(Dataset items)
◆ ◆ ◆ ◆ ◆ ◆ ◆

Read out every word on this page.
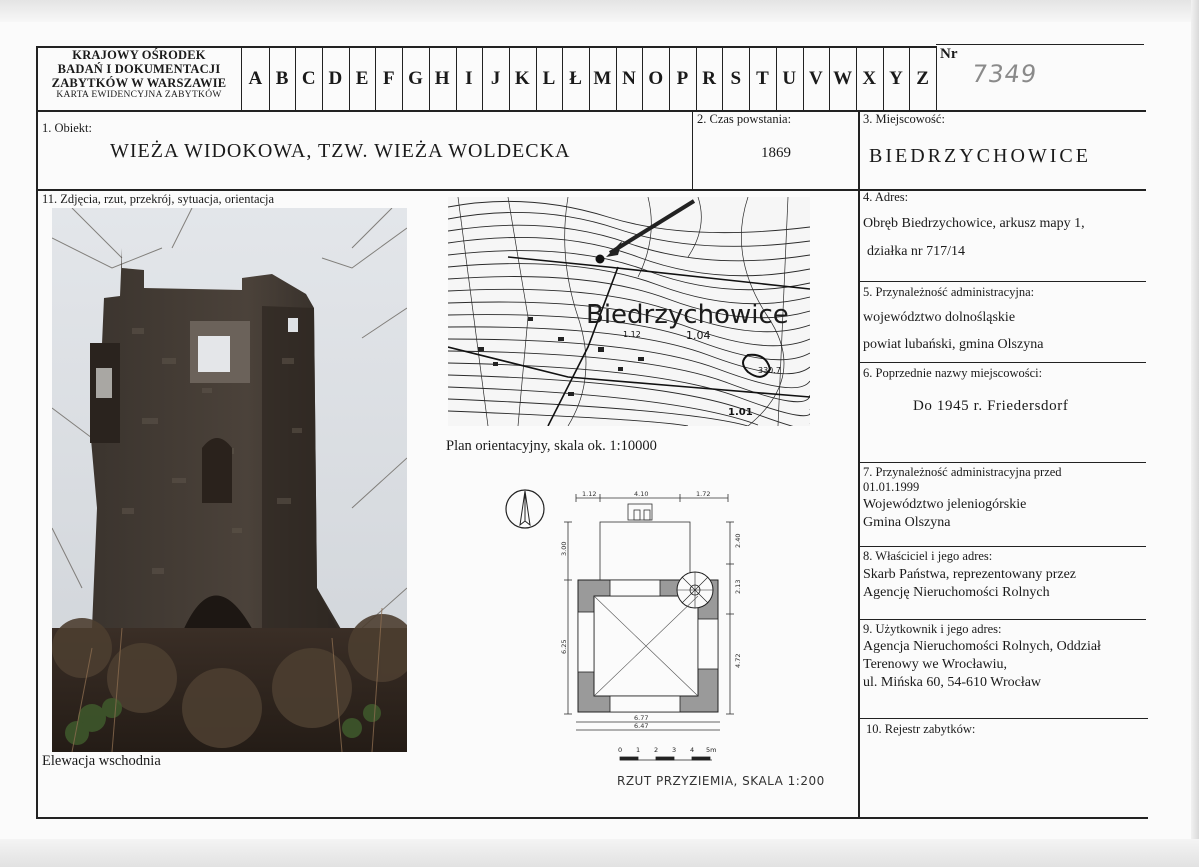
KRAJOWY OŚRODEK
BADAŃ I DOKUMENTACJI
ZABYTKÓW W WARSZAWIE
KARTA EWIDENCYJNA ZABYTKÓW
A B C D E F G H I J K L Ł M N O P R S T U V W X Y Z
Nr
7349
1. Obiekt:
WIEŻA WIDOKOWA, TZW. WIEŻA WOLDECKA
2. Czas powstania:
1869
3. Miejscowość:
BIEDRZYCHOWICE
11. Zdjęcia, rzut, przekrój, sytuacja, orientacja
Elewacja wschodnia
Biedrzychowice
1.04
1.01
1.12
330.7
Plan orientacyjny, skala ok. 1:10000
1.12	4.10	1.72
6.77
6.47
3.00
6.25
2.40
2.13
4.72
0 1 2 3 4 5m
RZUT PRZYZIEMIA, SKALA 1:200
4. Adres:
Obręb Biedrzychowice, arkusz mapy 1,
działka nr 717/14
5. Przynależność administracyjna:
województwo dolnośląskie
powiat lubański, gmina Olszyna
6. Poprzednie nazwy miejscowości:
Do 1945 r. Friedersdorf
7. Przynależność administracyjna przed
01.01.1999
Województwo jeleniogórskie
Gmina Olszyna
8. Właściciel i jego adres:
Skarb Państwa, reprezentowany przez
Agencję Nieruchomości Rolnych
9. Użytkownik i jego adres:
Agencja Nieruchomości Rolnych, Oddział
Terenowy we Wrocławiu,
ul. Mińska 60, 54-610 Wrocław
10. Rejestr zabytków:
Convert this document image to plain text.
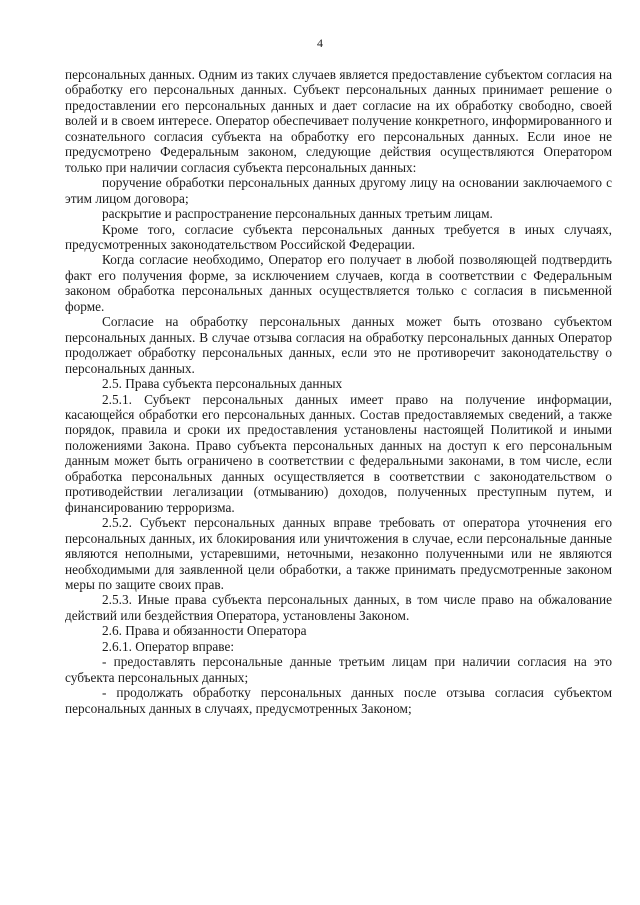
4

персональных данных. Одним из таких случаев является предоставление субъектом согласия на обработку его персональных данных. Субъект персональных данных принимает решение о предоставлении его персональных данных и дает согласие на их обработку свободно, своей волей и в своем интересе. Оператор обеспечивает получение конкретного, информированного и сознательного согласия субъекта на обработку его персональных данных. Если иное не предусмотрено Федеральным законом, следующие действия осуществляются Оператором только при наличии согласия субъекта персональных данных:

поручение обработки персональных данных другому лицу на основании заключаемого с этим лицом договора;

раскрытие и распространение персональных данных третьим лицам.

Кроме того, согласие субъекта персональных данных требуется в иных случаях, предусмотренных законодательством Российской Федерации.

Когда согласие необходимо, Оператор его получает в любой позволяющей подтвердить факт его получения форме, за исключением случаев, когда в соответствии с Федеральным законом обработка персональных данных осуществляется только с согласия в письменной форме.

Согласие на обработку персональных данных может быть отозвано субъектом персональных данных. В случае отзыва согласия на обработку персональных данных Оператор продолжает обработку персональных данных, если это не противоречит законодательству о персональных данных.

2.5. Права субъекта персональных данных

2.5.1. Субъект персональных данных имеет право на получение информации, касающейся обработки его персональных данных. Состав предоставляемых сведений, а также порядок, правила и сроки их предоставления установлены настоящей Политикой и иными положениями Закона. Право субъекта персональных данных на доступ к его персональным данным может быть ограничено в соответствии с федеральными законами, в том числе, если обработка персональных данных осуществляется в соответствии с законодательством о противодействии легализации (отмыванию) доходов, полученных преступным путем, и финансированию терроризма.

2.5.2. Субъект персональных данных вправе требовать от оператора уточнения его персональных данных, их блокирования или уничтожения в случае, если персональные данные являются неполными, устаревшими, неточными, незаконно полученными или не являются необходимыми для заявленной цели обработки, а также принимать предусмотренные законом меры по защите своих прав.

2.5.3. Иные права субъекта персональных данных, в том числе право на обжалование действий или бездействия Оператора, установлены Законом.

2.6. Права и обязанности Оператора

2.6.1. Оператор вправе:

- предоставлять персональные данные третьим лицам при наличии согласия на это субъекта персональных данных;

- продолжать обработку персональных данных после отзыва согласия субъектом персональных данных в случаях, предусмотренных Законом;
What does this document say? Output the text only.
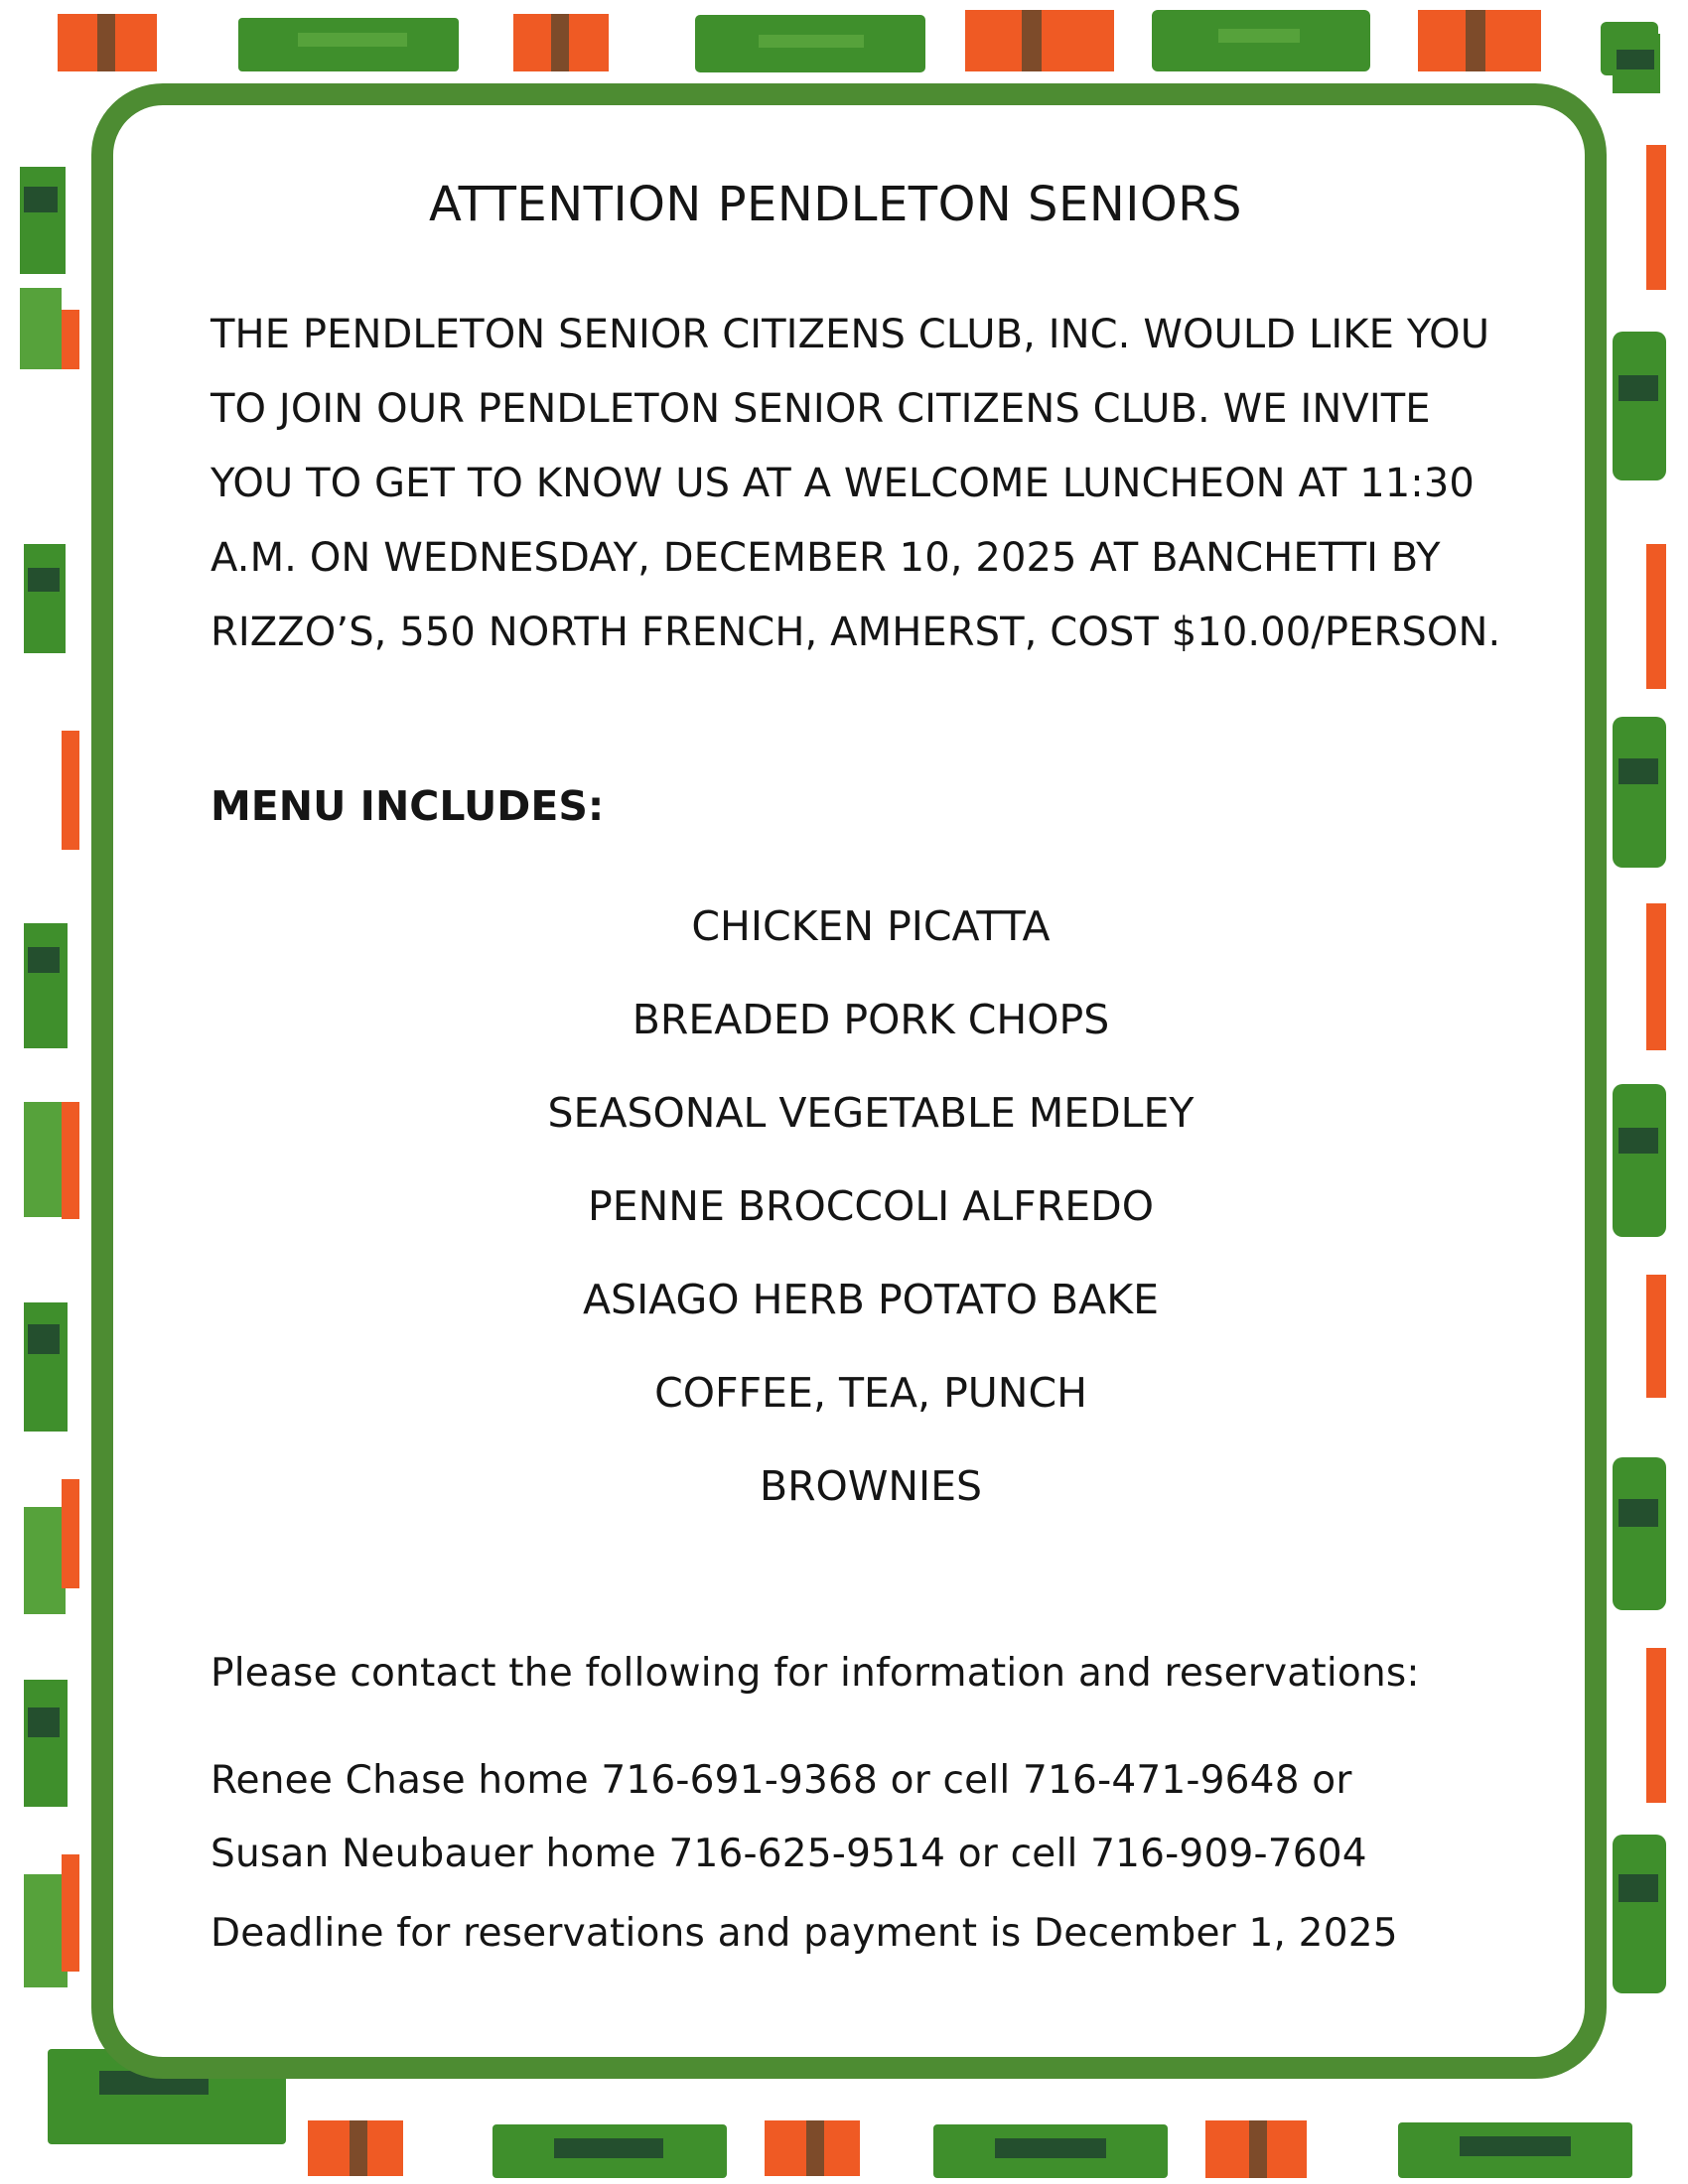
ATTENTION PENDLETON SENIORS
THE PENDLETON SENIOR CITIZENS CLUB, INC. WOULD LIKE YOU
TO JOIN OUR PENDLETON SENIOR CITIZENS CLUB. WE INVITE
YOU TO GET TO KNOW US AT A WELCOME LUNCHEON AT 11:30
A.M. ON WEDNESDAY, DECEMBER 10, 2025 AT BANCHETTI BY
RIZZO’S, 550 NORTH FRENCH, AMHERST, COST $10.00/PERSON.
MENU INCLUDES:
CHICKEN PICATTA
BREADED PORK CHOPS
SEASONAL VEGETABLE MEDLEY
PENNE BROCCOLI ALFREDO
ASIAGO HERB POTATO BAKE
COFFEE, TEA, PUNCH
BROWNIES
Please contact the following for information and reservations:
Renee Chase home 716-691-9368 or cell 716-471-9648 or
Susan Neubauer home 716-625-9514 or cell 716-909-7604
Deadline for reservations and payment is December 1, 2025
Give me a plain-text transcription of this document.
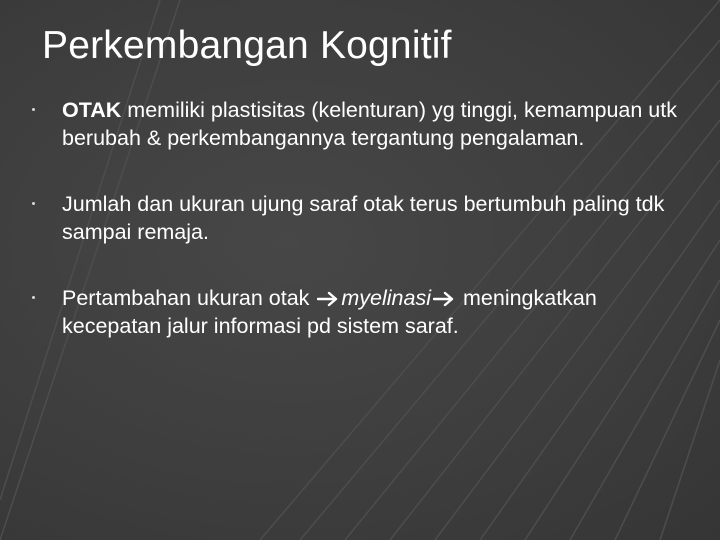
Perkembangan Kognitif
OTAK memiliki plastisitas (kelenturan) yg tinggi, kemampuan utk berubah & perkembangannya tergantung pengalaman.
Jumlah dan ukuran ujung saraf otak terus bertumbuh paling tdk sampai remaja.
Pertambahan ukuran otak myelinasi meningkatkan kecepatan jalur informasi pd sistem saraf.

◆ ◆ ◆ ◆ ◆ ◆ ◆

Short problem:
Repeat the records above exactly, omitting every picture.

Response:
Read out every word on this page.
KRAJOWY OŚRODEK
BADAŃ I DOKUMENTACJI
ZABYTKÓW W WARSZAWIE
KARTA EWIDENCYJNA ZABYTKÓW
A B C D E F G H I J K L Ł M N O P R S T U V W X Y Z
Nr
7349
1. Obiekt:
WIEŻA WIDOKOWA, TZW. WIEŻA WOLDECKA
2. Czas powstania:
1869
3. Miejscowość:
BIEDRZYCHOWICE
11. Zdjęcia, rzut, przekrój, sytuacja, orientacja
Elewacja wschodnia
Biedrzychowice
1.04
1.01
1.12
330.7
Plan orientacyjny, skala ok. 1:10000
1.12	4.10	1.72
6.77
6.47
3.00
6.25
2.40
2.13
4.72
0 1 2 3 4 5m
RZUT PRZYZIEMIA, SKALA 1:200
4. Adres:
Obręb Biedrzychowice, arkusz mapy 1,
działka nr 717/14
5. Przynależność administracyjna:
województwo dolnośląskie
powiat lubański, gmina Olszyna
6. Poprzednie nazwy miejscowości:
Do 1945 r. Friedersdorf
7. Przynależność administracyjna przed
01.01.1999
Województwo jeleniogórskie
Gmina Olszyna
8. Właściciel i jego adres:
Skarb Państwa, reprezentowany przez
Agencję Nieruchomości Rolnych
9. Użytkownik i jego adres:
Agencja Nieruchomości Rolnych, Oddział
Terenowy we Wrocławiu,
ul. Mińska 60, 54-610 Wrocław
10. Rejestr zabytków:
Convert this document image to plain text.
4

персональных данных. Одним из таких случаев является предоставление субъектом согласия на обработку его персональных данных. Субъект персональных данных принимает решение о предоставлении его персональных данных и дает согласие на их обработку свободно, своей волей и в своем интересе. Оператор обеспечивает получение конкретного, информированного и сознательного согласия субъекта на обработку его персональных данных. Если иное не предусмотрено Федеральным законом, следующие действия осуществляются Оператором только при наличии согласия субъекта персональных данных:

поручение обработки персональных данных другому лицу на основании заключаемого с этим лицом договора;

раскрытие и распространение персональных данных третьим лицам.

Кроме того, согласие субъекта персональных данных требуется в иных случаях, предусмотренных законодательством Российской Федерации.

Когда согласие необходимо, Оператор его получает в любой позволяющей подтвердить факт его получения форме, за исключением случаев, когда в соответствии с Федеральным законом обработка персональных данных осуществляется только с согласия в письменной форме.

Согласие на обработку персональных данных может быть отозвано субъектом персональных данных. В случае отзыва согласия на обработку персональных данных Оператор продолжает обработку персональных данных, если это не противоречит законодательству о персональных данных.

2.5. Права субъекта персональных данных

2.5.1. Субъект персональных данных имеет право на получение информации, касающейся обработки его персональных данных. Состав предоставляемых сведений, а также порядок, правила и сроки их предоставления установлены настоящей Политикой и иными положениями Закона. Право субъекта персональных данных на доступ к его персональным данным может быть ограничено в соответствии с федеральными законами, в том числе, если обработка персональных данных осуществляется в соответствии с законодательством о противодействии легализации (отмыванию) доходов, полученных преступным путем, и финансированию терроризма.

2.5.2. Субъект персональных данных вправе требовать от оператора уточнения его персональных данных, их блокирования или уничтожения в случае, если персональные данные являются неполными, устаревшими, неточными, незаконно полученными или не являются необходимыми для заявленной цели обработки, а также принимать предусмотренные законом меры по защите своих прав.

2.5.3. Иные права субъекта персональных данных, в том числе право на обжалование действий или бездействия Оператора, установлены Законом.

2.6. Права и обязанности Оператора

2.6.1. Оператор вправе:

- предоставлять персональные данные третьим лицам при наличии согласия на это субъекта персональных данных;

- продолжать обработку персональных данных после отзыва согласия субъектом персональных данных в случаях, предусмотренных Законом;
What does this document say? Output the text only.
ATTENTION PENDLETON SENIORS
THE PENDLETON SENIOR CITIZENS CLUB, INC. WOULD LIKE YOU
TO JOIN OUR PENDLETON SENIOR CITIZENS CLUB. WE INVITE
YOU TO GET TO KNOW US AT A WELCOME LUNCHEON AT 11:30
A.M. ON WEDNESDAY, DECEMBER 10, 2025 AT BANCHETTI BY
RIZZO’S, 550 NORTH FRENCH, AMHERST, COST $10.00/PERSON.
MENU INCLUDES:
CHICKEN PICATTA
BREADED PORK CHOPS
SEASONAL VEGETABLE MEDLEY
PENNE BROCCOLI ALFREDO
ASIAGO HERB POTATO BAKE
COFFEE, TEA, PUNCH
BROWNIES
Please contact the following for information and reservations:
Renee Chase home 716-691-9368 or cell 716-471-9648 or
Susan Neubauer home 716-625-9514 or cell 716-909-7604
Deadline for reservations and payment is December 1, 2025
Give me a plain-text transcription of this document.
Perkembangan Kognitif
OTAK memiliki plastisitas (kelenturan) yg tinggi, kemampuan utk berubah & perkembangannya tergantung pengalaman.
Jumlah dan ukuran ujung saraf otak terus bertumbuh paling tdk sampai remaja.
Pertambahan ukuran otak myelinasi meningkatkan kecepatan jalur informasi pd sistem saraf.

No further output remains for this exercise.